*** Extrait du document
Entretien avec le réalisateur
Votre film est construit sur trois mouvements. Comment les définiriez-vous ?
La première partie, c’est la recherche de Jean-pierre. La deuxième partie est plus classique, plus scénarisée : il s’agit des rapports d’un père et de son fils. La troisième partie est la plus éclatée, la plus libre. Il y a l’idée de la renaissance, aussi bien de jacques que de Joseph. Chacun part dans sa direction : le fils avec sa fiancée, le père avec sa maison. Et après vingt minutes de silence, il y a quinze minutes d’interview.
Comment avez-vous eu l’idée de cette construction ?
******
Exercices à traiter
[1] D'après l'entretien avec le réalisateur, combien de minutes d'interview suivent les vingt minutes de silence ?
[2] Énumérez les trois parties du film telles que le réalisateur les décrit dans l'entretien avec le réalisateur.
[3] Poursuivez l'entretien avec le réalisateur à partir de la dernière question posée.
*** Données affichées
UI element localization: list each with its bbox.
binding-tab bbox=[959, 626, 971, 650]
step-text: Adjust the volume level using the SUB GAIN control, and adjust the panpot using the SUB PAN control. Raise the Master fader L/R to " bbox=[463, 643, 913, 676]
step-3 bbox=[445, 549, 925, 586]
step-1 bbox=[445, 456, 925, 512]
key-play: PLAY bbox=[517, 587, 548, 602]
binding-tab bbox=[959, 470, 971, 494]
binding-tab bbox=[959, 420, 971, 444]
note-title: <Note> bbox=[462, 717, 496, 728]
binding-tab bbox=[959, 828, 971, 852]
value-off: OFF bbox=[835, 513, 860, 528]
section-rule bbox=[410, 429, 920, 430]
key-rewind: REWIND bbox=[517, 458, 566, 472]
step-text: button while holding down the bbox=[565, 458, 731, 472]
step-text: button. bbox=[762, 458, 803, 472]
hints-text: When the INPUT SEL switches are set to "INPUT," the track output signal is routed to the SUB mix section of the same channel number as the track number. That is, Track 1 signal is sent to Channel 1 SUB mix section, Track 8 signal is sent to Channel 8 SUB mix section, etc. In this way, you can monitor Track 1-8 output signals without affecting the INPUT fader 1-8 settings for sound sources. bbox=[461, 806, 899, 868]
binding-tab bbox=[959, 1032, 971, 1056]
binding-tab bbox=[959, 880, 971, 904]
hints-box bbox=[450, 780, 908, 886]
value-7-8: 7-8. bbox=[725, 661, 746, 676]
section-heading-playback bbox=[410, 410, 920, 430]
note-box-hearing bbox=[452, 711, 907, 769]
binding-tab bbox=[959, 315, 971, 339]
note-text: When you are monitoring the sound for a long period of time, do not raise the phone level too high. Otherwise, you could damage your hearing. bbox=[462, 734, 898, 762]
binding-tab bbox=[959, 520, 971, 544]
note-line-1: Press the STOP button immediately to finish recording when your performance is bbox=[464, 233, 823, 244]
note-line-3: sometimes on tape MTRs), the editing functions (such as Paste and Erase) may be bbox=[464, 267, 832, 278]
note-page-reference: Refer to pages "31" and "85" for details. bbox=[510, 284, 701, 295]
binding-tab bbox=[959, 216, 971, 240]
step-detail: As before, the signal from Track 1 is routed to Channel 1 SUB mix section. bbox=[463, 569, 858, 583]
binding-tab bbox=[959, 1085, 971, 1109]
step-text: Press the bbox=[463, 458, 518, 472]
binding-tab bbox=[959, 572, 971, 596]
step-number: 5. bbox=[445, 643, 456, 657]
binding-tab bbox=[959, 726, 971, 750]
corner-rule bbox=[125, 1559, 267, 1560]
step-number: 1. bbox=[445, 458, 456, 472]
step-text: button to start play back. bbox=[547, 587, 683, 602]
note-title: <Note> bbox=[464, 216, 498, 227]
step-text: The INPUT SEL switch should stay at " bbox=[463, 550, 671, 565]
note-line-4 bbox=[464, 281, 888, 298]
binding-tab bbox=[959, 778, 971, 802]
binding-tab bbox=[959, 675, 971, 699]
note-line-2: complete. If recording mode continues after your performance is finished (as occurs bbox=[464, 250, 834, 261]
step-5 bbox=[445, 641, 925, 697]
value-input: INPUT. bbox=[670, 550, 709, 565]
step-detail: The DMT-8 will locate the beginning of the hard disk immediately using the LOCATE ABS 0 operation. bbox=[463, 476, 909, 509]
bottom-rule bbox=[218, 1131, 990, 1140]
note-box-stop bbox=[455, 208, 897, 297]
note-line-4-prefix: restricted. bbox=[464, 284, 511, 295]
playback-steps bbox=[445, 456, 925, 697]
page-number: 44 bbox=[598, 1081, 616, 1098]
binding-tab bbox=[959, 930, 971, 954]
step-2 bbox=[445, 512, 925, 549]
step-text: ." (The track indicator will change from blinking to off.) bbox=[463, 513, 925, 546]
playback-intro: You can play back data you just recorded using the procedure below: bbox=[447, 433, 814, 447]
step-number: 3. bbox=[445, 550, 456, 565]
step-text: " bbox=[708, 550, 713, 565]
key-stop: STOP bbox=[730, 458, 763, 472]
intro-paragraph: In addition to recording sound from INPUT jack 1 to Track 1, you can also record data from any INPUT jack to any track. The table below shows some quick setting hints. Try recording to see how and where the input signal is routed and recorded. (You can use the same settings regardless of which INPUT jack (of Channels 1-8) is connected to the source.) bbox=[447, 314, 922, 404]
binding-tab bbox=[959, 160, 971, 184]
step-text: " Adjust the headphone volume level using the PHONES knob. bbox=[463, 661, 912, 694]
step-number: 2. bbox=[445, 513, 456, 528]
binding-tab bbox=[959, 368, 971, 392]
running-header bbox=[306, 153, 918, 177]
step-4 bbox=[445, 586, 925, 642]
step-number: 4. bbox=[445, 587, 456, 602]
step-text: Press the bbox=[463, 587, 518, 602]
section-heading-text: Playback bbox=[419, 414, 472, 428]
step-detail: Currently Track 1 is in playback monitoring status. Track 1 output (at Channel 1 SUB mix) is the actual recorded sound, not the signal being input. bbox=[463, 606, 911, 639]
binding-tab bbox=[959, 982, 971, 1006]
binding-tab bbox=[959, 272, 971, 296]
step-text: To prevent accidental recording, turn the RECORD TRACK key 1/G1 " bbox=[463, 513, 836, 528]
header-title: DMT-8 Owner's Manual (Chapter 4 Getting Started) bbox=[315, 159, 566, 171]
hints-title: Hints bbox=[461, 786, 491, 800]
******
Réponses par exercice
[1] Quinze minutes.

[2]
- La première partie : la recherche de Jean-pierre.
- La deuxième partie : plus classique, plus scénarisée, elle porte sur les rapports d'un père et de son fils.
- La troisième partie : la plus éclatée, la plus libre, avec l'idée de la renaissance.

[3]
En allant voir l’exposition de Rothko au Grand Palais. L’exposition est construite en trois parties. Dans la première, Rothko cherche, un tableau ressemble à Picasso, un autre est volé à Miro. Dans la deuxième partie, la plus longue, il trouve : ce sont ses immenses tableaux minimalistes, très colorés, flamboyants, avec des rouges.
Dans la troisième partie, il enlève les couleurs. En sortant, je me suis dit : " Le film c’est ça ". même la fin du film m’a été suggérée par Rothko, qui est mort seul en ses suicidant. Je ne voulais pas du suicide, mais je me suis dit qu’il fallait accompagner jacques jusque dans la solitude de sa chambre.